What to produce: Which lines include the word "есть"? Copy each of them.

Stored records:
________
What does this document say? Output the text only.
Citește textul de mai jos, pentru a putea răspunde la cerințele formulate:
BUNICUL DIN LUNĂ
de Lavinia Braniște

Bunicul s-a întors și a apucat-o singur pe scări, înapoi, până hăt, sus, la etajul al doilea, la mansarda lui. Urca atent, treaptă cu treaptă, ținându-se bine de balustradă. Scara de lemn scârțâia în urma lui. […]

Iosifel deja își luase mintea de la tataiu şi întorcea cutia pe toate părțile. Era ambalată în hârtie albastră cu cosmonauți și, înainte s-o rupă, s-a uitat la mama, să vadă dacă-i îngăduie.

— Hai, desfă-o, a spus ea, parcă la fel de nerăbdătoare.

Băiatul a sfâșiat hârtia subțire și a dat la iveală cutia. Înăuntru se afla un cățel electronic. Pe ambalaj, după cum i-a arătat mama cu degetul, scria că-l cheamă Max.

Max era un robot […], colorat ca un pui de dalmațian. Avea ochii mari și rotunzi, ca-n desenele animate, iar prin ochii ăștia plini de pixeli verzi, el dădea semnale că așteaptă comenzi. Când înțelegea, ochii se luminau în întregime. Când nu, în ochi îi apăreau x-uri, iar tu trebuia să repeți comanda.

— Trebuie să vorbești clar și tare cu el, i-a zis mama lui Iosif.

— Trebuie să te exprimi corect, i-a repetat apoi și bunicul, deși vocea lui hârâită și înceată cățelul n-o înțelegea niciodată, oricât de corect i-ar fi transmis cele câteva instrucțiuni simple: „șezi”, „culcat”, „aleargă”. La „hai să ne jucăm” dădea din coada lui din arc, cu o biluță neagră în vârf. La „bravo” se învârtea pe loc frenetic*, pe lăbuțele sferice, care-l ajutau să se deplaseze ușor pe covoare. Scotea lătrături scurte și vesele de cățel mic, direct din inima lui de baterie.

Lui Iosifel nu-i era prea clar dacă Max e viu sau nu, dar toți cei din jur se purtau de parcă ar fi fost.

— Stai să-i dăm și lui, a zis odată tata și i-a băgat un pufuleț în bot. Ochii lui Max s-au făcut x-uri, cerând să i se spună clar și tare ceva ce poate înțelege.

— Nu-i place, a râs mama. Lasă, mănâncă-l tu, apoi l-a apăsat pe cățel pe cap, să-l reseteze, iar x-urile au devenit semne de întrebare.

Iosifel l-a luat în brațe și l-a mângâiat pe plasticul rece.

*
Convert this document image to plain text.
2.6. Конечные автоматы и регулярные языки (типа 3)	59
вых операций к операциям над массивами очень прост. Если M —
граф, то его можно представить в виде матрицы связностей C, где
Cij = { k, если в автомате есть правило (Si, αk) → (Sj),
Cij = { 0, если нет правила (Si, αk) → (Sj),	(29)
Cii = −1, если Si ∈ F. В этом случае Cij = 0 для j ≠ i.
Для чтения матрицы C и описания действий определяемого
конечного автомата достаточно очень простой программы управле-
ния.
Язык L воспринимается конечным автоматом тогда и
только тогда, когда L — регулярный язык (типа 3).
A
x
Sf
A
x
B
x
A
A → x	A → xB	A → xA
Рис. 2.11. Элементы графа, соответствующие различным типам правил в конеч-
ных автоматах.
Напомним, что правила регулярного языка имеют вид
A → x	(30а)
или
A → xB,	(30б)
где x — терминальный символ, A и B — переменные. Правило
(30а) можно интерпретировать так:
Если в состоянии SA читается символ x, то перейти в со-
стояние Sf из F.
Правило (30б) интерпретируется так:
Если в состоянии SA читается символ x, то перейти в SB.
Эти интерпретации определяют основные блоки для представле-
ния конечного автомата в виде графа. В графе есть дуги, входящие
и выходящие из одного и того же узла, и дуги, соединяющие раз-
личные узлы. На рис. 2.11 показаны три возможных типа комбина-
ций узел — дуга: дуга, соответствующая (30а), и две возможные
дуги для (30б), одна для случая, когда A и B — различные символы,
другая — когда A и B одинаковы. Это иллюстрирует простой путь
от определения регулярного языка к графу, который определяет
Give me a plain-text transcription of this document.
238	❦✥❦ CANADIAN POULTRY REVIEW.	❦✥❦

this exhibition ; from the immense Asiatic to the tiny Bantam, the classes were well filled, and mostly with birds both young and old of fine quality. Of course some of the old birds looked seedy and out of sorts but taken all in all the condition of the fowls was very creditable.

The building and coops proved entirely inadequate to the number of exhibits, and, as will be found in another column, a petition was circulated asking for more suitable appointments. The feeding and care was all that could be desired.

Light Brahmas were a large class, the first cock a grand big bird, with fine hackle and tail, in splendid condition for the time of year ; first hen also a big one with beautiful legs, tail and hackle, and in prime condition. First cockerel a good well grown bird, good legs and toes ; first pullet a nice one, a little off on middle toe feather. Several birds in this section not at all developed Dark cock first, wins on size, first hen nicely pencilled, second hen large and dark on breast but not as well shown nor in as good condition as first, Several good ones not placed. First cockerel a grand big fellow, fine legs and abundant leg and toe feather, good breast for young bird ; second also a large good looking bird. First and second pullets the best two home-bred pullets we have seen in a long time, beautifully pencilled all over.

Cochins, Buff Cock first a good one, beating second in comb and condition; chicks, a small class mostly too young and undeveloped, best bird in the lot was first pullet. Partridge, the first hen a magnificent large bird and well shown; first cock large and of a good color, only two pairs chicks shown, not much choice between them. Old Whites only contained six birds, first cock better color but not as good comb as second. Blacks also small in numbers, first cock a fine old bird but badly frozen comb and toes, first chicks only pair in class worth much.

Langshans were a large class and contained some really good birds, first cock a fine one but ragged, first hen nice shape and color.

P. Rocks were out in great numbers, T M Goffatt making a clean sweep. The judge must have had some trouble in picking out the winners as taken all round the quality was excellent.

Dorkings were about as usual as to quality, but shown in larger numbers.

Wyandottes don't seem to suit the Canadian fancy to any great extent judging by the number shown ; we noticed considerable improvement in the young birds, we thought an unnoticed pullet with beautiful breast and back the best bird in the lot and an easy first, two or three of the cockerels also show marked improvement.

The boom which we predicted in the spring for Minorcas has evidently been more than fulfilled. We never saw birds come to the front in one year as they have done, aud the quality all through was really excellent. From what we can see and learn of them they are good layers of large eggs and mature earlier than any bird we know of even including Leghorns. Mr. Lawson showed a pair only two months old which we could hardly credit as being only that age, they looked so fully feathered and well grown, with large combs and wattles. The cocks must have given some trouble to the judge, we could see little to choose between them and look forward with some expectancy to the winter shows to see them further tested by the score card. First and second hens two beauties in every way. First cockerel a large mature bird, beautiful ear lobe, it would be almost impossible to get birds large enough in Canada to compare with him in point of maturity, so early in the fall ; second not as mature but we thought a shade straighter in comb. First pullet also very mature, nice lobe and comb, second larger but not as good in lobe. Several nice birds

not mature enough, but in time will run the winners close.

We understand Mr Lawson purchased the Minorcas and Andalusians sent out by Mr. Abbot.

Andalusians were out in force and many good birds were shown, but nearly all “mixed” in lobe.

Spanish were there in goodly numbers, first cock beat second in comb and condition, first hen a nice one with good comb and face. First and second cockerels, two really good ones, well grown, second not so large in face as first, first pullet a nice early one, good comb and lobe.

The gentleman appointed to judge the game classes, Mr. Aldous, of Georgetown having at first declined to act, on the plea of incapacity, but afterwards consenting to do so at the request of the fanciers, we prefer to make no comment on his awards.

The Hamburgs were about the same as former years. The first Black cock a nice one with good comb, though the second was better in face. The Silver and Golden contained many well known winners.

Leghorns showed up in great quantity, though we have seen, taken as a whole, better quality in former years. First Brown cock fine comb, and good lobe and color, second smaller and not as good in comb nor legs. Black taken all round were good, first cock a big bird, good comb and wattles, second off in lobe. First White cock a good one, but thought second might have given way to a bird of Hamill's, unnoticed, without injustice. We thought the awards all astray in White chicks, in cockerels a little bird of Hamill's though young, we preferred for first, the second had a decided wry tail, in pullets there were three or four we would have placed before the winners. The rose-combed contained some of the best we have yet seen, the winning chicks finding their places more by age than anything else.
________
The response:
Cij = { k, если в автомате есть правило (Si, αk) → (Sj),
ния конечного автомата в виде графа. В графе есть дуги, входящие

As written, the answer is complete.